Moved by Lord Kennedy of Southwark
14: After Clause 2, insert the following new Clause—“Fire Safety Code of Practice(1) The relevant authority must by regulations amend the Regulatory Reform (Fire Safety) Order 2005 (SI 2005/1541) as follows.(2) In Article 26(2) (Enforcement of Order), at the end insert “and any Code of Practice made pursuant to Article 50”.(3) In Article 50 (Guidance)—(a) in the title, at the beginning insert “Code of Practice and”;(b) after Article 50(3) insert—“(4) The Secretary of State must issue a Code of Practice with the aim of securing that—(a) all fire risk assessments of higher-risk residential buildings necessary to comply with this Order are carried out as soon as practicable and before those which are lower-risk, and(b) privately-owned and publicly-owned buildings are equally able to access the resources available to carry out such work.(5) Before issuing a code under this Article the Secretary of State shall—(a) publish proposals, and(b) consult such persons as he or she thinks appropriate.(6) Before issuing a code under this Article the Secretary of State shall lay a draft of the code before Parliament.(7) Where a draft is laid before Parliament under Article 50(6), if it is approved by both Houses of Parliament—(a) the Secretary of State may issue the code in the form of the draft, and(b) it shall come into force in accordance with provision made by the Secretary of State by order.(8) A failure to comply with a provision of a code shall not of itself make a person liable to criminal or civil proceedings; but a code—(a) shall be admissible in evidence in criminal or civil proceedings, and(b) shall be taken into account by a court or tribunal in any case in which it appears to the court or tribunal to be relevant.(9) The Secretary of State may amend any code of practice issued pursuant to this Article by publishing proposals for the amendment of the code and consulting on those proposals and seeking the approval of Parliament in the same way as for the first code, but a code issued under this Article shall continue in force until it is amended.”” Member’s explanatory statementThis amendment, and the others in Lord Porter's name, would require the Government to introduce guidance in the form of an approved code of practice, before commencing the Bill. The approved code of practice must seek to ensure that the limited resources available to carry out the reviews of fire risk assessments required by the Bill are allocated between buildings on the basis of risk.
-=-=-
INSTRUCTION A. Write out the rows from the first one through the line that contains "trip-label: Viagem: — [1714, 132, 1744, 141]", both ends included, reproducing each line character for character.

[Entries drawn from a collection]
-=-=-
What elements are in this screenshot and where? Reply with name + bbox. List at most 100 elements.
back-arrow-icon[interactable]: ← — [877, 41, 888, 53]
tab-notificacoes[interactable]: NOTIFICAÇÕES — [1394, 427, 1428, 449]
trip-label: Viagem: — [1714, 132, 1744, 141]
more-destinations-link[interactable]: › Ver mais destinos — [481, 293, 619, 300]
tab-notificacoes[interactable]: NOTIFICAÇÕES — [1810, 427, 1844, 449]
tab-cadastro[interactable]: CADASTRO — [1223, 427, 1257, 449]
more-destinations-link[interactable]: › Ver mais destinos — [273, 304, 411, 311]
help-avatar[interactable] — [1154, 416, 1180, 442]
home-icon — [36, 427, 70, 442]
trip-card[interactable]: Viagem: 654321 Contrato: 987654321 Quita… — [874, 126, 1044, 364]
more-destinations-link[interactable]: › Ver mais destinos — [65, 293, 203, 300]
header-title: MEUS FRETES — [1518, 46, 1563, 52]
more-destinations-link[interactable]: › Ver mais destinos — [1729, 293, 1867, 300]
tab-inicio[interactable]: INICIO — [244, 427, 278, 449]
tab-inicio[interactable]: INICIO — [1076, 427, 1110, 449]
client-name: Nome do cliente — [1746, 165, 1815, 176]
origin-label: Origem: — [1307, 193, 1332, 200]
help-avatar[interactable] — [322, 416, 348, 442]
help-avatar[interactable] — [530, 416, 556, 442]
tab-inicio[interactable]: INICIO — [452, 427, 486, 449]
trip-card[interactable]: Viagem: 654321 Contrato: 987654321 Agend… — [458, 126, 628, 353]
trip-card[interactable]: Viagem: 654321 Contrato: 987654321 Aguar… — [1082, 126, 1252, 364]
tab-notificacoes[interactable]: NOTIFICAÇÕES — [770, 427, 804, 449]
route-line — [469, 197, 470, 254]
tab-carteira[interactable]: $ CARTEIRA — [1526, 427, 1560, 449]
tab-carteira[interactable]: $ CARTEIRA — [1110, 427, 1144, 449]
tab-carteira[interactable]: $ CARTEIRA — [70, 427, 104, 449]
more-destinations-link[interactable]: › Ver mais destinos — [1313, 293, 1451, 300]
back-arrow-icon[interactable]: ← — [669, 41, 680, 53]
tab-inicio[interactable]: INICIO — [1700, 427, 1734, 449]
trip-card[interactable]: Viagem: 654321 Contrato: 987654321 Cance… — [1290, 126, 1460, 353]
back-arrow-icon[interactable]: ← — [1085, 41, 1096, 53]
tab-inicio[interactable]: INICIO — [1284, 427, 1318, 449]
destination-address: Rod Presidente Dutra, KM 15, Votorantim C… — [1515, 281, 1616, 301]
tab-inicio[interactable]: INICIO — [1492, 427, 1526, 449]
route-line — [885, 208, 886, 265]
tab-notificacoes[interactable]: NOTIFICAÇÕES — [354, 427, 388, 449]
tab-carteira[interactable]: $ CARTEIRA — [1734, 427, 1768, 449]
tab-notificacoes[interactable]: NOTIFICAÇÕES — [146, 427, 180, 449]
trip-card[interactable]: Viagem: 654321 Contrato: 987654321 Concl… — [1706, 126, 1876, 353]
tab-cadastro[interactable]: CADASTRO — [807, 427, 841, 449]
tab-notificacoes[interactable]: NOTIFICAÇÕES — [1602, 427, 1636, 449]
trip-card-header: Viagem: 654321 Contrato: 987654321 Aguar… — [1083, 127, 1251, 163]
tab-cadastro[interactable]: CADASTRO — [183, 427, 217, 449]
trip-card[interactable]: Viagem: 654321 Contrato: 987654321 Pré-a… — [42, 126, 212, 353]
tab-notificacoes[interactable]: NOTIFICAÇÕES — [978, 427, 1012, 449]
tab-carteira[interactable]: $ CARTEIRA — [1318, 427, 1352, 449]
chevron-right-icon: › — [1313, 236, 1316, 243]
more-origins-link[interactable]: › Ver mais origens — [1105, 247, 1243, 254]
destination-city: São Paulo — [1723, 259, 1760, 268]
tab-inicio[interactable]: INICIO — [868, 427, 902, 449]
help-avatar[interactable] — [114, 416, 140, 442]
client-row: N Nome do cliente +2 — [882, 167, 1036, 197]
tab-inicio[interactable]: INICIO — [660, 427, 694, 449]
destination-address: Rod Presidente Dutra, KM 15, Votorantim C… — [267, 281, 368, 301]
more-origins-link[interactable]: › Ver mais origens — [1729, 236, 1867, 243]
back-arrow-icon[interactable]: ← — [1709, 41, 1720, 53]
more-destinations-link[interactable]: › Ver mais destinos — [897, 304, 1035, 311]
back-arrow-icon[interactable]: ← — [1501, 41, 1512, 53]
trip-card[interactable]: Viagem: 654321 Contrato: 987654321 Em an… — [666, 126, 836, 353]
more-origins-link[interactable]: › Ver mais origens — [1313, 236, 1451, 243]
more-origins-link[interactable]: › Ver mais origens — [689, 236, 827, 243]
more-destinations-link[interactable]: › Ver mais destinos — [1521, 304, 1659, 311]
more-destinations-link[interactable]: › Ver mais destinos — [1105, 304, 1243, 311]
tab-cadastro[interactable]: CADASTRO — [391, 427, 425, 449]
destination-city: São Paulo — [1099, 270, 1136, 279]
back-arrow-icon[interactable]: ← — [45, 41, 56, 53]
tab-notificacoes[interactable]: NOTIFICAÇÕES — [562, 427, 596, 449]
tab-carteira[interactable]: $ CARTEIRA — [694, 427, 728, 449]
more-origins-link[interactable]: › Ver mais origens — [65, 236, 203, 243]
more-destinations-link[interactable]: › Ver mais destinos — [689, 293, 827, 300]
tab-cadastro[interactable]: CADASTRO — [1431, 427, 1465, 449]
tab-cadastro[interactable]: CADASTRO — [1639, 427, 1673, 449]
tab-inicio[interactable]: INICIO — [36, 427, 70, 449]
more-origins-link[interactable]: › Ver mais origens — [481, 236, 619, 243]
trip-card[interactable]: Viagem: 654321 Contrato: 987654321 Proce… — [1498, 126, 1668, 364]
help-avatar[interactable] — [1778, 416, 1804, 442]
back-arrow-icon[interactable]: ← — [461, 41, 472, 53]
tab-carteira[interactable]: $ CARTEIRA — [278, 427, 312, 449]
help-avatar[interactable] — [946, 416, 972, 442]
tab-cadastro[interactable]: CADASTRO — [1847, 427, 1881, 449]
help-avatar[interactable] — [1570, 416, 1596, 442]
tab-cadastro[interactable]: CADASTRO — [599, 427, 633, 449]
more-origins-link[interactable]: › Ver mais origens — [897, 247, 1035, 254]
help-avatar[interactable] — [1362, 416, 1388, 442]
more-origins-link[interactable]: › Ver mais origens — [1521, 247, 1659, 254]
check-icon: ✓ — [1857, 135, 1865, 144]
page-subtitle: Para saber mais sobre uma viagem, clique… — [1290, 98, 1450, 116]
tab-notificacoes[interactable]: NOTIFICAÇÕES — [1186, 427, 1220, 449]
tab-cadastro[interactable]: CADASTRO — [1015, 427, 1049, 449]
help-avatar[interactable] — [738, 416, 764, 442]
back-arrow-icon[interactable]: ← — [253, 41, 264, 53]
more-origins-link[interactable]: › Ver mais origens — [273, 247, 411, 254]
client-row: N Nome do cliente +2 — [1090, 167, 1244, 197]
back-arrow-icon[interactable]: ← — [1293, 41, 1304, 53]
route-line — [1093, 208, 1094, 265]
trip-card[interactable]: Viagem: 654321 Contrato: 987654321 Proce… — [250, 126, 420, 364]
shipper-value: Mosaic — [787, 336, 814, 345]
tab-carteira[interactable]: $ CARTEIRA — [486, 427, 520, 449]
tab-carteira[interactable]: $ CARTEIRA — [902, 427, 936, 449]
-=-=-
INSTRUCTION B. According to the amendment text, which order must the relevant authority amend by regulations under the new clause?

WORKED SOLUTION A.
What elements are in this screenshot and where? Reply with name + bbox. List at most 100 elements.
back-arrow-icon[interactable]: ← — [877, 41, 888, 53]
tab-notificacoes[interactable]: NOTIFICAÇÕES — [1394, 427, 1428, 449]
trip-label: Viagem: — [1714, 132, 1744, 141]

WORKED SOLUTION B. The Regulatory Reform (Fire Safety) Order 2005 (SI 2005/1541).